▸ WHAT TO DO
Return all of the entries exactly, with nothing added or left out.

▸ PROVIDED RECORDS
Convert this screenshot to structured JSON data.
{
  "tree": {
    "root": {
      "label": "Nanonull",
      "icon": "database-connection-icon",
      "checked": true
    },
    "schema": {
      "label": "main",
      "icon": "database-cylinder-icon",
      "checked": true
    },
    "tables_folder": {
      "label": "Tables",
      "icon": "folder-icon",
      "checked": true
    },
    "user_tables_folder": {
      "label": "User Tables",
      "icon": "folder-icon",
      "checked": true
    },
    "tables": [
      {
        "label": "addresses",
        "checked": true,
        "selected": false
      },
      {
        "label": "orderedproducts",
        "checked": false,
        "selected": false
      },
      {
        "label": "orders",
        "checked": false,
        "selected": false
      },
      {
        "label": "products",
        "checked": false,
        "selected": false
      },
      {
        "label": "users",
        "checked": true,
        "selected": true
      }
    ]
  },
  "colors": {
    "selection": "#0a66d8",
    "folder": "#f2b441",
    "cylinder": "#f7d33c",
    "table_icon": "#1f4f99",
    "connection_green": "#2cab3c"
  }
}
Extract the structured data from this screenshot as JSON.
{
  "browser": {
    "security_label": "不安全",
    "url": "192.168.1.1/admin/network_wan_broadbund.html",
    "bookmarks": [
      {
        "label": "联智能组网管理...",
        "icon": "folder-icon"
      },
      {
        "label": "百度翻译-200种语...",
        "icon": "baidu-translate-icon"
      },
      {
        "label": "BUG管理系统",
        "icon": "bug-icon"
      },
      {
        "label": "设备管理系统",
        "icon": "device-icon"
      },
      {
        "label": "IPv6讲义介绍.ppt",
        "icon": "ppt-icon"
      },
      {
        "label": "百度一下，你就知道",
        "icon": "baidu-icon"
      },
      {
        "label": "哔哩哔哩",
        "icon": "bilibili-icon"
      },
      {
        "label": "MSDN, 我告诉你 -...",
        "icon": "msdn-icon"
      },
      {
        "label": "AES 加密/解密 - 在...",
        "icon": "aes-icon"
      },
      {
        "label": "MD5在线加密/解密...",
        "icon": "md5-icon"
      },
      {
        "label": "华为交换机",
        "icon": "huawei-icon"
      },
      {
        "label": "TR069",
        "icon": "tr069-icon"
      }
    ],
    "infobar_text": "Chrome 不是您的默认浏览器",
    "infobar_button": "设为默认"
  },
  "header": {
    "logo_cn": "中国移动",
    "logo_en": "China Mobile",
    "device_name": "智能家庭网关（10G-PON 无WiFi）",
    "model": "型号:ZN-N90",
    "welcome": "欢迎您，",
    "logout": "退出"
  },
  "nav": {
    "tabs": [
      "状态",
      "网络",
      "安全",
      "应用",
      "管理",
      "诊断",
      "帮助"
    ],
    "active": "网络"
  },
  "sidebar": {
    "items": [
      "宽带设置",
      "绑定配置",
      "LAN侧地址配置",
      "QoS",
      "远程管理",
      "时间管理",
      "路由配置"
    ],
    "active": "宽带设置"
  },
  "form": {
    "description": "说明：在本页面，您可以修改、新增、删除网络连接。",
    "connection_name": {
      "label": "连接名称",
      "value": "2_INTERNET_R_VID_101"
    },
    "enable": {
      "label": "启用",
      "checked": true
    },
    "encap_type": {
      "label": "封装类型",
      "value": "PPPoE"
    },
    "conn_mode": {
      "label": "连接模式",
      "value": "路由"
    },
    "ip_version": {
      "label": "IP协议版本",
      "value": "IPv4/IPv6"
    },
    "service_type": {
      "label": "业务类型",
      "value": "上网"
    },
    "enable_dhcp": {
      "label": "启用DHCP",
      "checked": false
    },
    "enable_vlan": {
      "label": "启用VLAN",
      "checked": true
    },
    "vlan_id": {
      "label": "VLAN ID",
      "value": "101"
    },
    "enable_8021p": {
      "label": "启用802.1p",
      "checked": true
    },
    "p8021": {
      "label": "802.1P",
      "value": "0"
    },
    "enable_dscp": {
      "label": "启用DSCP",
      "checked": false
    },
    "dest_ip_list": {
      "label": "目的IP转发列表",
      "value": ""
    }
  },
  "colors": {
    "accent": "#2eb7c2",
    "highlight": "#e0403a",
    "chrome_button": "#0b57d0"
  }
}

▸ REPLY TO THE EXERCISE
Convert this screenshot to structured JSON data.
{
  "tree": {
    "root": {
      "label": "Nanonull",
      "icon": "database-connection-icon",
      "checked": true
    },
    "schema": {
      "label": "main",
      "icon": "database-cylinder-icon",
      "checked": true
    },
    "tables_folder": {
      "label": "Tables",
      "icon": "folder-icon",
      "checked": true
    },
    "user_tables_folder": {
      "label": "User Tables",
      "icon": "folder-icon",
      "checked": true
    },
    "tables": [
      {
        "label": "addresses",
        "checked": true,
        "selected": false
      },
      {
        "label": "orderedproducts",
        "checked": false,
        "selected": false
      },
      {
        "label": "orders",
        "checked": false,
        "selected": false
      },
      {
        "label": "products",
        "checked": false,
        "selected": false
      },
      {
        "label": "users",
        "checked": true,
        "selected": true
      }
    ]
  },
  "colors": {
    "selection": "#0a66d8",
    "folder": "#f2b441",
    "cylinder": "#f7d33c",
    "table_icon": "#1f4f99",
    "connection_green": "#2cab3c"
  }
}
Extract the structured data from this screenshot as JSON.
{
  "browser": {
    "security_label": "不安全",
    "url": "192.168.1.1/admin/network_wan_broadbund.html",
    "bookmarks": [
      {
        "label": "联智能组网管理...",
        "icon": "folder-icon"
      },
      {
        "label": "百度翻译-200种语...",
        "icon": "baidu-translate-icon"
      },
      {
        "label": "BUG管理系统",
        "icon": "bug-icon"
      },
      {
        "label": "设备管理系统",
        "icon": "device-icon"
      },
      {
        "label": "IPv6讲义介绍.ppt",
        "icon": "ppt-icon"
      },
      {
        "label": "百度一下，你就知道",
        "icon": "baidu-icon"
      },
      {
        "label": "哔哩哔哩",
        "icon": "bilibili-icon"
      },
      {
        "label": "MSDN, 我告诉你 -...",
        "icon": "msdn-icon"
      },
      {
        "label": "AES 加密/解密 - 在...",
        "icon": "aes-icon"
      },
      {
        "label": "MD5在线加密/解密...",
        "icon": "md5-icon"
      },
      {
        "label": "华为交换机",
        "icon": "huawei-icon"
      },
      {
        "label": "TR069",
        "icon": "tr069-icon"
      }
    ],
    "infobar_text": "Chrome 不是您的默认浏览器",
    "infobar_button": "设为默认"
  },
  "header": {
    "logo_cn": "中国移动",
    "logo_en": "China Mobile",
    "device_name": "智能家庭网关（10G-PON 无WiFi）",
    "model": "型号:ZN-N90",
    "welcome": "欢迎您，",
    "logout": "退出"
  },
  "nav": {
    "tabs": [
      "状态",
      "网络",
      "安全",
      "应用",
      "管理",
      "诊断",
      "帮助"
    ],
    "active": "网络"
  },
  "sidebar": {
    "items": [
      "宽带设置",
      "绑定配置",
      "LAN侧地址配置",
      "QoS",
      "远程管理",
      "时间管理",
      "路由配置"
    ],
    "active": "宽带设置"
  },
  "form": {
    "description": "说明：在本页面，您可以修改、新增、删除网络连接。",
    "connection_name": {
      "label": "连接名称",
      "value": "2_INTERNET_R_VID_101"
    },
    "enable": {
      "label": "启用",
      "checked": true
    },
    "encap_type": {
      "label": "封装类型",
      "value": "PPPoE"
    },
    "conn_mode": {
      "label": "连接模式",
      "value": "路由"
    },
    "ip_version": {
      "label": "IP协议版本",
      "value": "IPv4/IPv6"
    },
    "service_type": {
      "label": "业务类型",
      "value": "上网"
    },
    "enable_dhcp": {
      "label": "启用DHCP",
      "checked": false
    },
    "enable_vlan": {
      "label": "启用VLAN",
      "checked": true
    },
    "vlan_id": {
      "label": "VLAN ID",
      "value": "101"
    },
    "enable_8021p": {
      "label": "启用802.1p",
      "checked": true
    },
    "p8021": {
      "label": "802.1P",
      "value": "0"
    },
    "enable_dscp": {
      "label": "启用DSCP",
      "checked": false
    },
    "dest_ip_list": {
      "label": "目的IP转发列表",
      "value": ""
    }
  },
  "colors": {
    "accent": "#2eb7c2",
    "highlight": "#e0403a",
    "chrome_button": "#0b57d0"
  }
}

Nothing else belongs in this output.